(THE PROBLEM):
Render every line of the entries below as a Markdown table with the columns "Row" and "Line", numbering each row and omitting blank lines and the pictures.

(MATERIAL FOR THIS TASK):
/---
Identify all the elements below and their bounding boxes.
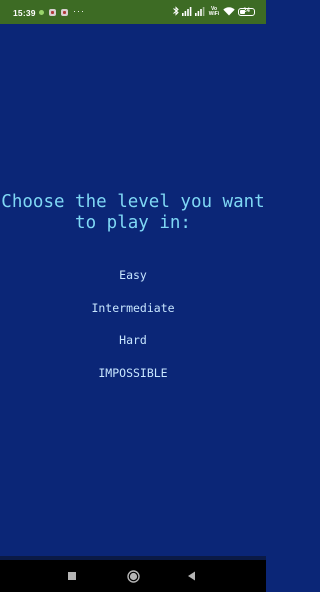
back-icon[interactable] <box>183 569 199 583</box>
app-notification-icon <box>61 8 68 16</box>
vowifi-label: Vo WiFi <box>208 6 220 17</box>
status-notification-icons: ··· <box>39 5 85 17</box>
level-option-easy[interactable]: Easy <box>0 266 266 299</box>
recents-icon[interactable] <box>64 569 80 583</box>
battery-level: 24 <box>243 8 250 14</box>
status-time: 15:39 <box>13 8 36 18</box>
level-list: Easy Intermediate Hard IMPOSSIBLE <box>0 266 266 396</box>
level-option-intermediate[interactable]: Intermediate <box>0 299 266 332</box>
notification-dot-icon <box>39 9 44 15</box>
page-title: Choose the level you want to play in: <box>1 192 265 233</box>
bluetooth-icon <box>173 6 179 18</box>
app-screen: 15:39 ··· Vo WiFi 24 Choose the level yo… <box>0 0 266 592</box>
home-icon[interactable] <box>125 569 141 583</box>
status-bar: 15:39 ··· Vo WiFi 24 <box>0 0 266 24</box>
signal-icon <box>195 6 205 18</box>
level-option-impossible[interactable]: IMPOSSIBLE <box>0 364 266 397</box>
more-notifications-icon: ··· <box>73 5 85 16</box>
wifi-icon <box>223 6 235 18</box>
status-system-icons: Vo WiFi 24 <box>173 6 255 18</box>
navigation-bar <box>0 560 266 592</box>
battery-icon: 24 <box>238 8 255 16</box>
level-option-hard[interactable]: Hard <box>0 331 266 364</box>
app-notification-icon <box>49 8 56 16</box>
signal-icon <box>182 6 192 18</box>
\---
(SOLUTION BELOW):
| Row | Line |
|---|---|
| 1 | Identify all the elements below and their bounding boxes. |
| 2 | back-icon[interactable] <box>183 569 199 583</box> |
| 3 | app-notification-icon <box>61 8 68 16</box> |
| 4 | vowifi-label: Vo WiFi <box>208 6 220 17</box> |
| 5 | status-notification-icons: ··· <box>39 5 85 17</box> |
| 6 | level-option-easy[interactable]: Easy <box>0 266 266 299</box> |
| 7 | recents-icon[interactable] <box>64 569 80 583</box> |
| 8 | battery-level: 24 <box>243 8 250 14</box> |
| 9 | status-time: 15:39 <box>13 8 36 18</box> |
| 10 | level-list: Easy Intermediate Hard IMPOSSIBLE <box>0 266 266 396</box> |
| 11 | level-option-intermediate[interactable]: Intermediate <box>0 299 266 332</box> |
| 12 | notification-dot-icon <box>39 9 44 15</box> |
| 13 | page-title: Choose the level you want to play in: <box>1 192 265 233</box> |
| 14 | bluetooth-icon <box>173 6 179 18</box> |
| 15 | app-screen: 15:39 ··· Vo WiFi 24 Choose the level yo… <box>0 0 266 592</box> |
| 16 | home-icon[interactable] <box>125 569 141 583</box> |
| 17 | status-bar: 15:39 ··· Vo WiFi 24 <box>0 0 266 24</box> |
| 18 | signal-icon <box>195 6 205 18</box> |
| 19 | level-option-impossible[interactable]: IMPOSSIBLE <box>0 364 266 397</box> |
| 20 | more-notifications-icon: ··· <box>73 5 85 16</box> |
| 21 | wifi-icon <box>223 6 235 18</box> |
| 22 | status-system-icons: Vo WiFi 24 <box>173 6 255 18</box> |
| 23 | navigation-bar <box>0 560 266 592</box> |
| 24 | battery-icon: 24 <box>238 8 255 16</box> |
| 25 | level-option-hard[interactable]: Hard <box>0 331 266 364</box> |
| 26 | app-notification-icon <box>49 8 56 16</box> |
| 27 | signal-icon <box>182 6 192 18</box> |